** begin **
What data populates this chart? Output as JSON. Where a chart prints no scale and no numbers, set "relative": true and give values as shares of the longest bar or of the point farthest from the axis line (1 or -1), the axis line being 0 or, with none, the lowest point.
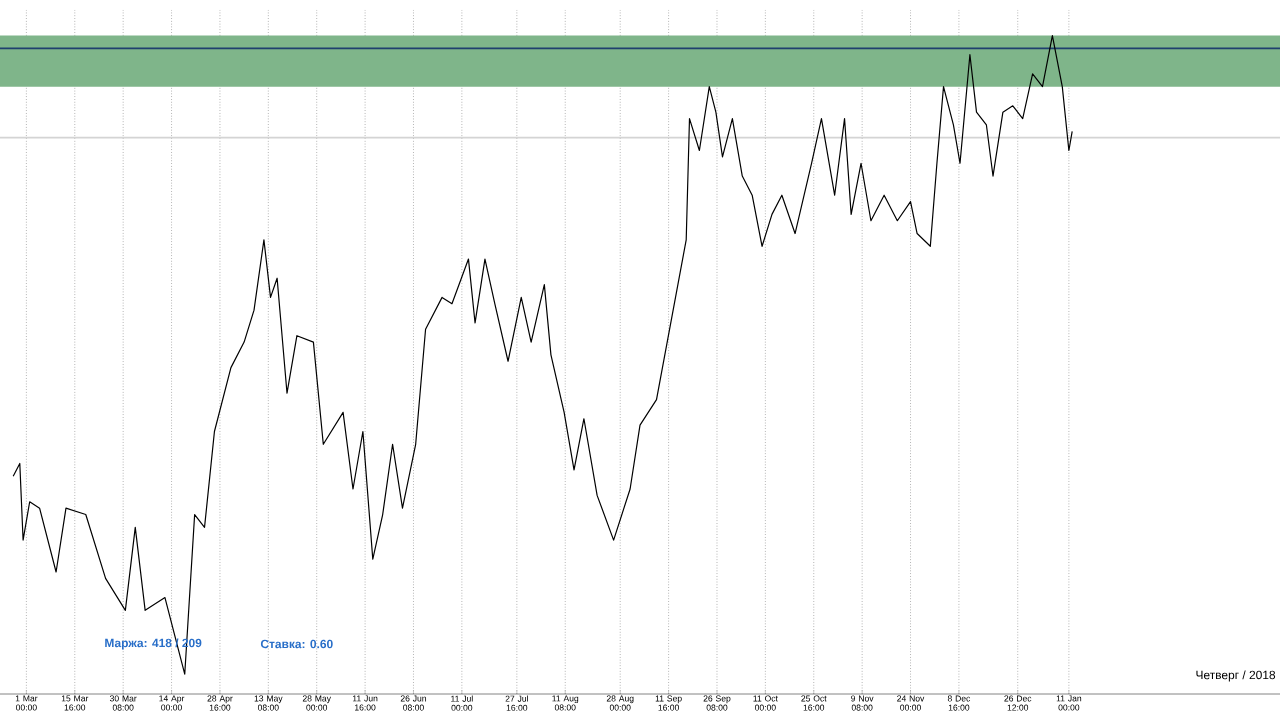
{
  "chart_data": {
    "type": "line",
    "relative": true,
    "grid": "x",
    "marker": "none",
    "line_style": "solid",
    "x": [
      "2017-02-25",
      "2017-02-27",
      "2017-02-28",
      "2017-03-02",
      "2017-03-05",
      "2017-03-10",
      "2017-03-13",
      "2017-03-19",
      "2017-03-25",
      "2017-03-31",
      "2017-04-03",
      "2017-04-06",
      "2017-04-12",
      "2017-04-18",
      "2017-04-21",
      "2017-04-24",
      "2017-04-27",
      "2017-05-02",
      "2017-05-06",
      "2017-05-09",
      "2017-05-12",
      "2017-05-14",
      "2017-05-16",
      "2017-05-19",
      "2017-05-22",
      "2017-05-27",
      "2017-05-30",
      "2017-06-05",
      "2017-06-08",
      "2017-06-11",
      "2017-06-14",
      "2017-06-17",
      "2017-06-20",
      "2017-06-23",
      "2017-06-27",
      "2017-06-30",
      "2017-07-05",
      "2017-07-08",
      "2017-07-13",
      "2017-07-15",
      "2017-07-18",
      "2017-07-21",
      "2017-07-25",
      "2017-07-29",
      "2017-08-01",
      "2017-08-05",
      "2017-08-07",
      "2017-08-11",
      "2017-08-14",
      "2017-08-17",
      "2017-08-21",
      "2017-08-26",
      "2017-08-31",
      "2017-09-03",
      "2017-09-08",
      "2017-09-17",
      "2017-09-18",
      "2017-09-21",
      "2017-09-24",
      "2017-09-26",
      "2017-09-28",
      "2017-10-01",
      "2017-10-04",
      "2017-10-07",
      "2017-10-10",
      "2017-10-13",
      "2017-10-16",
      "2017-10-20",
      "2017-10-25",
      "2017-10-28",
      "2017-11-01",
      "2017-11-04",
      "2017-11-06",
      "2017-11-09",
      "2017-11-12",
      "2017-11-16",
      "2017-11-20",
      "2017-11-24",
      "2017-11-26",
      "2017-11-30",
      "2017-12-02",
      "2017-12-04",
      "2017-12-07",
      "2017-12-09",
      "2017-12-12",
      "2017-12-14",
      "2017-12-17",
      "2017-12-19",
      "2017-12-22",
      "2017-12-25",
      "2017-12-28",
      "2017-12-31",
      "2018-01-03",
      "2018-01-06",
      "2018-01-09",
      "2018-01-11",
      "2018-01-12"
    ],
    "series": [
      {
        "color": "#000000",
        "values": [
          0.31,
          0.33,
          0.21,
          0.27,
          0.26,
          0.16,
          0.26,
          0.25,
          0.15,
          0.1,
          0.23,
          0.1,
          0.12,
          0.0,
          0.25,
          0.23,
          0.38,
          0.48,
          0.52,
          0.57,
          0.68,
          0.59,
          0.62,
          0.44,
          0.53,
          0.52,
          0.36,
          0.41,
          0.29,
          0.38,
          0.18,
          0.25,
          0.36,
          0.26,
          0.36,
          0.54,
          0.59,
          0.58,
          0.65,
          0.55,
          0.65,
          0.58,
          0.49,
          0.59,
          0.52,
          0.61,
          0.5,
          0.41,
          0.32,
          0.4,
          0.28,
          0.21,
          0.29,
          0.39,
          0.43,
          0.68,
          0.87,
          0.82,
          0.92,
          0.88,
          0.81,
          0.87,
          0.78,
          0.75,
          0.67,
          0.72,
          0.75,
          0.69,
          0.8,
          0.87,
          0.75,
          0.87,
          0.72,
          0.8,
          0.71,
          0.75,
          0.71,
          0.74,
          0.69,
          0.67,
          0.8,
          0.92,
          0.86,
          0.8,
          0.97,
          0.88,
          0.86,
          0.78,
          0.88,
          0.89,
          0.87,
          0.94,
          0.92,
          1.0,
          0.92,
          0.82,
          0.85
        ]
      }
    ],
    "xlim": [
      "2017-02-21",
      "2018-03-16"
    ],
    "xticks": [
      {
        "value": "2017-03-01T00:00",
        "label": "1 Mar 00:00"
      },
      {
        "value": "2017-03-15T16:00",
        "label": "15 Mar 16:00"
      },
      {
        "value": "2017-03-30T08:00",
        "label": "30 Mar 08:00"
      },
      {
        "value": "2017-04-14T00:00",
        "label": "14 Apr 00:00"
      },
      {
        "value": "2017-04-28T16:00",
        "label": "28 Apr 16:00"
      },
      {
        "value": "2017-05-13T08:00",
        "label": "13 May 08:00"
      },
      {
        "value": "2017-05-28T00:00",
        "label": "28 May 00:00"
      },
      {
        "value": "2017-06-11T16:00",
        "label": "11 Jun 16:00"
      },
      {
        "value": "2017-06-26T08:00",
        "label": "26 Jun 08:00"
      },
      {
        "value": "2017-07-11T00:00",
        "label": "11 Jul 00:00"
      },
      {
        "value": "2017-07-27T16:00",
        "label": "27 Jul 16:00"
      },
      {
        "value": "2017-08-11T08:00",
        "label": "11 Aug 08:00"
      },
      {
        "value": "2017-08-28T00:00",
        "label": "28 Aug 00:00"
      },
      {
        "value": "2017-09-11T16:00",
        "label": "11 Sep 16:00"
      },
      {
        "value": "2017-09-26T08:00",
        "label": "26 Sep 08:00"
      },
      {
        "value": "2017-10-11T00:00",
        "label": "11 Oct 00:00"
      },
      {
        "value": "2017-10-25T16:00",
        "label": "25 Oct 16:00"
      },
      {
        "value": "2017-11-09T08:00",
        "label": "9 Nov 08:00"
      },
      {
        "value": "2017-11-24T00:00",
        "label": "24 Nov 00:00"
      },
      {
        "value": "2017-12-08T16:00",
        "label": "8 Dec 16:00"
      },
      {
        "value": "2017-12-26T12:00",
        "label": "26 Dec 12:00"
      },
      {
        "value": "2018-01-11T00:00",
        "label": "11 Jan 00:00"
      }
    ],
    "bands": [
      {
        "axis": "y",
        "from": 0.92,
        "to": 1.0,
        "color": "#7fb58a"
      }
    ],
    "ref_lines": [
      {
        "axis": "y",
        "value": 0.98,
        "color": "#1f3f6e"
      },
      {
        "axis": "y",
        "value": 0.84,
        "color": "#d4d4d4"
      }
    ],
    "annotations": [
      "Маржа: 418 / 209",
      "Ставка: 0.60",
      "Четверг / 2018"
    ]
  }
}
** end **
● Short problem
The listing above needs to be output again exactly. Don't include the pictures.

● Solution for this exercise
What data populates this chart? Output as JSON. Where a chart prints no scale and no numbers, set "relative": true and give values as shares of the longest bar or of the point farthest from the axis line (1 or -1), the axis line being 0 or, with none, the lowest point.
{
  "chart_data": {
    "type": "line",
    "relative": true,
    "grid": "x",
    "marker": "none",
    "line_style": "solid",
    "x": [
      "2017-02-25",
      "2017-02-27",
      "2017-02-28",
      "2017-03-02",
      "2017-03-05",
      "2017-03-10",
      "2017-03-13",
      "2017-03-19",
      "2017-03-25",
      "2017-03-31",
      "2017-04-03",
      "2017-04-06",
      "2017-04-12",
      "2017-04-18",
      "2017-04-21",
      "2017-04-24",
      "2017-04-27",
      "2017-05-02",
      "2017-05-06",
      "2017-05-09",
      "2017-05-12",
      "2017-05-14",
      "2017-05-16",
      "2017-05-19",
      "2017-05-22",
      "2017-05-27",
      "2017-05-30",
      "2017-06-05",
      "2017-06-08",
      "2017-06-11",
      "2017-06-14",
      "2017-06-17",
      "2017-06-20",
      "2017-06-23",
      "2017-06-27",
      "2017-06-30",
      "2017-07-05",
      "2017-07-08",
      "2017-07-13",
      "2017-07-15",
      "2017-07-18",
      "2017-07-21",
      "2017-07-25",
      "2017-07-29",
      "2017-08-01",
      "2017-08-05",
      "2017-08-07",
      "2017-08-11",
      "2017-08-14",
      "2017-08-17",
      "2017-08-21",
      "2017-08-26",
      "2017-08-31",
      "2017-09-03",
      "2017-09-08",
      "2017-09-17",
      "2017-09-18",
      "2017-09-21",
      "2017-09-24",
      "2017-09-26",
      "2017-09-28",
      "2017-10-01",
      "2017-10-04",
      "2017-10-07",
      "2017-10-10",
      "2017-10-13",
      "2017-10-16",
      "2017-10-20",
      "2017-10-25",
      "2017-10-28",
      "2017-11-01",
      "2017-11-04",
      "2017-11-06",
      "2017-11-09",
      "2017-11-12",
      "2017-11-16",
      "2017-11-20",
      "2017-11-24",
      "2017-11-26",
      "2017-11-30",
      "2017-12-02",
      "2017-12-04",
      "2017-12-07",
      "2017-12-09",
      "2017-12-12",
      "2017-12-14",
      "2017-12-17",
      "2017-12-19",
      "2017-12-22",
      "2017-12-25",
      "2017-12-28",
      "2017-12-31",
      "2018-01-03",
      "2018-01-06",
      "2018-01-09",
      "2018-01-11",
      "2018-01-12"
    ],
    "series": [
      {
        "color": "#000000",
        "values": [
          0.31,
          0.33,
          0.21,
          0.27,
          0.26,
          0.16,
          0.26,
          0.25,
          0.15,
          0.1,
          0.23,
          0.1,
          0.12,
          0.0,
          0.25,
          0.23,
          0.38,
          0.48,
          0.52,
          0.57,
          0.68,
          0.59,
          0.62,
          0.44,
          0.53,
          0.52,
          0.36,
          0.41,
          0.29,
          0.38,
          0.18,
          0.25,
          0.36,
          0.26,
          0.36,
          0.54,
          0.59,
          0.58,
          0.65,
          0.55,
          0.65,
          0.58,
          0.49,
          0.59,
          0.52,
          0.61,
          0.5,
          0.41,
          0.32,
          0.4,
          0.28,
          0.21,
          0.29,
          0.39,
          0.43,
          0.68,
          0.87,
          0.82,
          0.92,
          0.88,
          0.81,
          0.87,
          0.78,
          0.75,
          0.67,
          0.72,
          0.75,
          0.69,
          0.8,
          0.87,
          0.75,
          0.87,
          0.72,
          0.8,
          0.71,
          0.75,
          0.71,
          0.74,
          0.69,
          0.67,
          0.8,
          0.92,
          0.86,
          0.8,
          0.97,
          0.88,
          0.86,
          0.78,
          0.88,
          0.89,
          0.87,
          0.94,
          0.92,
          1.0,
          0.92,
          0.82,
          0.85
        ]
      }
    ],
    "xlim": [
      "2017-02-21",
      "2018-03-16"
    ],
    "xticks": [
      {
        "value": "2017-03-01T00:00",
        "label": "1 Mar 00:00"
      },
      {
        "value": "2017-03-15T16:00",
        "label": "15 Mar 16:00"
      },
      {
        "value": "2017-03-30T08:00",
        "label": "30 Mar 08:00"
      },
      {
        "value": "2017-04-14T00:00",
        "label": "14 Apr 00:00"
      },
      {
        "value": "2017-04-28T16:00",
        "label": "28 Apr 16:00"
      },
      {
        "value": "2017-05-13T08:00",
        "label": "13 May 08:00"
      },
      {
        "value": "2017-05-28T00:00",
        "label": "28 May 00:00"
      },
      {
        "value": "2017-06-11T16:00",
        "label": "11 Jun 16:00"
      },
      {
        "value": "2017-06-26T08:00",
        "label": "26 Jun 08:00"
      },
      {
        "value": "2017-07-11T00:00",
        "label": "11 Jul 00:00"
      },
      {
        "value": "2017-07-27T16:00",
        "label": "27 Jul 16:00"
      },
      {
        "value": "2017-08-11T08:00",
        "label": "11 Aug 08:00"
      },
      {
        "value": "2017-08-28T00:00",
        "label": "28 Aug 00:00"
      },
      {
        "value": "2017-09-11T16:00",
        "label": "11 Sep 16:00"
      },
      {
        "value": "2017-09-26T08:00",
        "label": "26 Sep 08:00"
      },
      {
        "value": "2017-10-11T00:00",
        "label": "11 Oct 00:00"
      },
      {
        "value": "2017-10-25T16:00",
        "label": "25 Oct 16:00"
      },
      {
        "value": "2017-11-09T08:00",
        "label": "9 Nov 08:00"
      },
      {
        "value": "2017-11-24T00:00",
        "label": "24 Nov 00:00"
      },
      {
        "value": "2017-12-08T16:00",
        "label": "8 Dec 16:00"
      },
      {
        "value": "2017-12-26T12:00",
        "label": "26 Dec 12:00"
      },
      {
        "value": "2018-01-11T00:00",
        "label": "11 Jan 00:00"
      }
    ],
    "bands": [
      {
        "axis": "y",
        "from": 0.92,
        "to": 1.0,
        "color": "#7fb58a"
      }
    ],
    "ref_lines": [
      {
        "axis": "y",
        "value": 0.98,
        "color": "#1f3f6e"
      },
      {
        "axis": "y",
        "value": 0.84,
        "color": "#d4d4d4"
      }
    ],
    "annotations": [
      "Маржа: 418 / 209",
      "Ставка: 0.60",
      "Четверг / 2018"
    ]
  }
}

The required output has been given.